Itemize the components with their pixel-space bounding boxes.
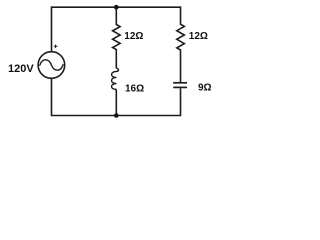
svg-text:9Ω: 9Ω bbox=[198, 83, 212, 94]
svg-text:120V: 120V bbox=[8, 63, 34, 75]
svg-text:12Ω: 12Ω bbox=[189, 31, 208, 42]
svg-text:16Ω: 16Ω bbox=[125, 84, 144, 95]
svg-text:12Ω: 12Ω bbox=[124, 31, 143, 42]
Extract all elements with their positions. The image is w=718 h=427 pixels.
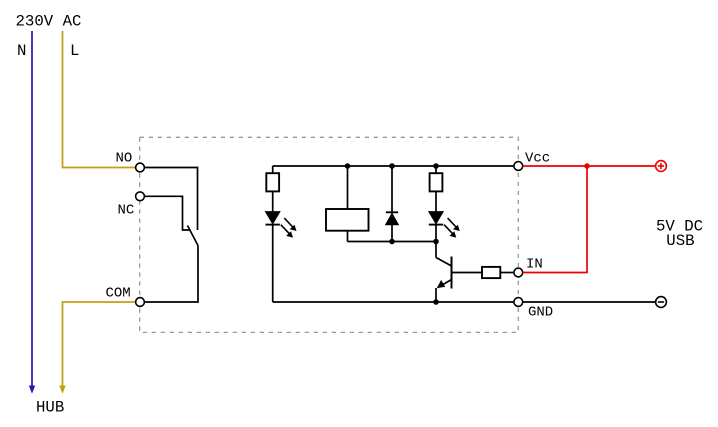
svg-text:GND: GND: [528, 305, 553, 321]
junction node +5V (red): [584, 163, 590, 169]
switch blade (resting on NC): [188, 226, 199, 246]
terminal IN: [514, 268, 523, 277]
junction node R2/Vcc: [433, 163, 439, 169]
transistor Q1: [436, 242, 452, 303]
terminal +5V USB: [656, 161, 667, 172]
resistor R2: [430, 166, 443, 212]
svg-text:N: N: [17, 42, 26, 60]
junction node coil/Vcc: [345, 163, 351, 169]
terminal Vcc: [514, 162, 523, 171]
resistor R3 (base): [452, 267, 514, 278]
LED D1 light arrows: [281, 218, 297, 238]
arrowhead COM to HUB: [59, 386, 65, 394]
wire coil to collector node: [348, 241, 437, 243]
arrowhead N to HUB: [29, 386, 35, 394]
svg-text:USB: USB: [666, 232, 694, 250]
wire NO to switch fixed contact: [144, 168, 197, 231]
terminal minus USB: [656, 297, 667, 308]
resistor R1: [266, 166, 279, 212]
top rail Vcc: [273, 165, 514, 167]
wire Vcc to +5V (red): [523, 165, 656, 167]
diode D2 flyback: [386, 166, 399, 242]
terminal NO: [136, 163, 145, 172]
terminal NC: [136, 192, 145, 201]
svg-text:HUB: HUB: [36, 399, 64, 417]
LED D3 light arrows: [444, 218, 460, 238]
svg-text:COM: COM: [106, 286, 131, 302]
svg-text:L: L: [70, 42, 79, 60]
relay module outline (dashed): [140, 137, 519, 332]
wire D1 cathode to GND rail: [272, 225, 274, 302]
junction node collector: [433, 239, 439, 245]
LED D1: [266, 212, 280, 225]
wire D3 to collector node: [435, 225, 437, 242]
wire N (neutral, blue): [31, 31, 33, 387]
svg-text:NO: NO: [116, 151, 133, 167]
svg-text:NC: NC: [118, 203, 135, 219]
svg-text:230V AC: 230V AC: [16, 13, 82, 31]
bottom rail GND: [273, 301, 514, 303]
wire NC to switch fixed contact: [144, 196, 190, 230]
junction node diode anode: [389, 239, 395, 245]
terminal GND: [514, 298, 523, 307]
wire switch pole to COM: [144, 246, 198, 303]
relay coil K1: [326, 166, 369, 242]
wire GND to USB minus: [523, 301, 656, 303]
junction node diode/Vcc: [389, 163, 395, 169]
LED D3: [429, 212, 443, 225]
svg-text:IN: IN: [526, 257, 543, 273]
svg-text:Vcc: Vcc: [525, 151, 550, 167]
wire +5V to IN (red): [523, 166, 587, 273]
terminal COM: [136, 298, 145, 307]
wire L (live, olive): [63, 31, 136, 168]
junction node emitter/GND: [433, 299, 439, 305]
wire COM to HUB (olive): [63, 302, 136, 387]
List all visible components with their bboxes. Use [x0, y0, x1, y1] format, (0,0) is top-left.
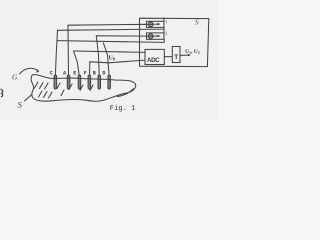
electrode pin E	[78, 75, 81, 89]
current source I2 box	[147, 33, 164, 39]
wire riser F	[89, 62, 91, 76]
processor box T	[172, 47, 180, 63]
wire riser C	[55, 30, 57, 75]
wire L6 electrode F to ADC lower	[90, 60, 145, 63]
electrode pin F	[88, 75, 91, 89]
arrow G pointer	[20, 68, 39, 74]
wire ADC to T	[164, 56, 172, 58]
wire riser D	[103, 43, 109, 76]
current source I1 circle	[148, 22, 153, 27]
electrode pin A	[67, 75, 70, 89]
arrow S pointer	[25, 94, 33, 101]
wire L5 electrode E to ADC upper	[74, 51, 146, 52]
wire L2 electrode C under I1 to I1 right	[58, 27, 165, 30]
margin scribble	[1, 89, 3, 97]
wire riser B	[96, 36, 99, 76]
current source I2 circle	[148, 34, 153, 39]
current source I2 arrow	[148, 35, 159, 37]
wire riser A	[67, 25, 70, 75]
electrode pin D	[108, 75, 111, 89]
wire L3 electrode B to I2 left	[96, 35, 148, 37]
wire riser E	[74, 51, 80, 75]
blob curl inner line	[118, 89, 134, 97]
wire L1 electrode A to I1 left	[68, 23, 148, 26]
output arrow U1,U2	[180, 54, 189, 56]
ADC box U3	[145, 49, 164, 64]
current source I1 arrow	[148, 23, 159, 25]
current source I1 box	[147, 21, 164, 27]
skin body blob outline	[31, 75, 136, 102]
wire L4 under I2 to I2 right	[57, 39, 164, 42]
electrode labels C A E F B D	[50, 70, 106, 76]
electrode pin C	[54, 75, 57, 89]
box S (signal processing unit)	[140, 18, 209, 66]
hatching strokes inside blob	[35, 82, 39, 88]
electrode pin B	[98, 75, 101, 89]
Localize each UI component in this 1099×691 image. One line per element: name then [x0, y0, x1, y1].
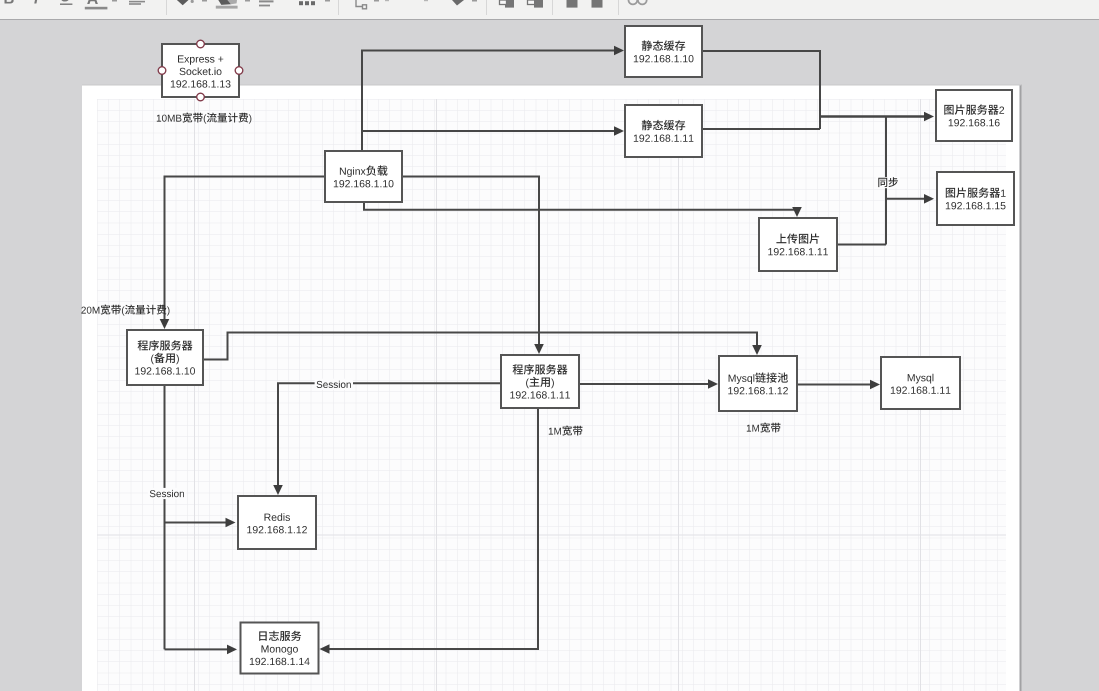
- toolbar icon group: [567, 0, 578, 8]
- node image-server-2: [936, 90, 1012, 141]
- wire nginx-left-to-backup: [165, 177, 326, 321]
- wire nginx-branch-to-cache2: [362, 130, 615, 132]
- wire nginx-bottom-to-upload: [364, 202, 797, 210]
- page sheet: [82, 85, 1022, 691]
- svg-text:B: B: [4, 0, 15, 8]
- label session-main: [315, 379, 353, 390]
- wire backup-down-spine: [164, 385, 166, 649]
- node log-server: [241, 623, 319, 674]
- label session-backup: [148, 488, 186, 499]
- node redis: [238, 496, 316, 549]
- arrowhead into mainserver top: [534, 344, 544, 354]
- arrowhead into pool top: [752, 345, 762, 355]
- svg-text:A: A: [87, 0, 99, 8]
- toolbar icon line color pencil: [216, 0, 238, 9]
- toolbar separator 4: [552, 0, 553, 15]
- node static-cache-2: [625, 105, 702, 157]
- label bandwidth-1m-pool: [747, 423, 781, 433]
- wire sync-vertical: [885, 117, 887, 245]
- wire merge-to-imgserver2: [820, 115, 924, 118]
- wire cache1-right-corner: [702, 51, 820, 129]
- node static-cache-1: [625, 26, 702, 77]
- toolbar icon line style dots: [299, 1, 315, 5]
- toolbar icon ungroup: [592, 0, 603, 8]
- node image-server-1: [937, 172, 1014, 225]
- wire spine-to-logserver: [165, 648, 229, 650]
- toolbar separator 2: [338, 0, 339, 15]
- arrowhead into upload top: [792, 207, 802, 217]
- arrowhead into pool left: [708, 379, 718, 389]
- toolbar icon remnant 1: [385, 0, 389, 1]
- arrowhead into mysql left: [870, 380, 880, 390]
- toolbar icon line width: [259, 0, 274, 6]
- toolbar separator 1: [166, 0, 167, 15]
- node app-server-backup: [127, 330, 203, 385]
- toolbar caret 6: [472, 0, 477, 2]
- arrowhead into logserver left: [227, 645, 237, 655]
- toolbar icon arrow style: [452, 0, 464, 6]
- wire cache2-right: [702, 128, 820, 130]
- node Express Socket.io: [158, 40, 243, 101]
- arrowhead into cache2: [614, 126, 624, 136]
- node nginx-lb: [325, 151, 402, 202]
- arrowhead into redis left: [226, 518, 236, 528]
- arrowhead into backupserver top: [160, 319, 170, 329]
- toolbar icon align: [129, 1, 145, 5]
- wire session-main-to-redis: [278, 383, 501, 488]
- label sync: [876, 177, 900, 188]
- toolbar separator 3: [486, 0, 487, 15]
- grid area: [97, 99, 1006, 691]
- wire upload-right-to-sync: [837, 244, 886, 246]
- toolbar caret 5: [374, 0, 379, 2]
- toolbar caret 2: [202, 0, 207, 2]
- wire branch-to-imgserver1: [886, 198, 925, 200]
- arrowhead into redis top: [273, 485, 283, 495]
- toolbar caret 4: [325, 0, 330, 2]
- label bandwidth-1m-main: [549, 426, 583, 436]
- node mysql: [881, 357, 960, 409]
- node upload-image: [759, 218, 837, 271]
- wire main-right-to-pool: [579, 383, 709, 385]
- node app-server-main: [501, 355, 579, 408]
- grid major page boundaries: [97, 99, 1006, 691]
- toolbar icon underline U: [60, 0, 72, 5]
- toolbar icon bring front: [500, 0, 515, 8]
- toolbar icon font color A: [85, 0, 108, 9]
- wire backup-right-to-pool: [203, 333, 757, 360]
- toolbar caret 1: [112, 0, 117, 2]
- toolbar icon link: [629, 0, 647, 4]
- wire pool-right-to-mysql: [797, 384, 871, 386]
- arrowhead into imgserver2: [924, 112, 934, 122]
- label bandwidth-10mb: [157, 113, 252, 124]
- arrowhead into cache1: [614, 46, 624, 56]
- toolbar background: [0, 0, 1099, 20]
- toolbar separator 5: [618, 0, 619, 15]
- wire nginx-up-to-cache1: [362, 51, 616, 152]
- toolbar caret 3: [245, 0, 250, 2]
- toolbar icon connector: [356, 0, 367, 9]
- node mysql-pool: [719, 356, 797, 411]
- toolbar icon fill color: [177, 0, 194, 5]
- wire main-down-to-logserver: [329, 408, 538, 649]
- label bandwidth-20m: [81, 305, 169, 316]
- toolbar icon send back: [528, 0, 544, 8]
- wire spine-branch-redis: [165, 522, 227, 524]
- toolbar icon remnant 2: [424, 0, 428, 1]
- wire nginx-right-to-main: [402, 177, 539, 346]
- arrowhead into logserver right: [320, 644, 330, 654]
- arrowhead into imgserver1: [924, 194, 934, 204]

WHAT TO WORK ON> Count the lines of the records above that contain the string "blob", with case taken into account. Give only the number.

RESULT OF THE EXERCISE> 3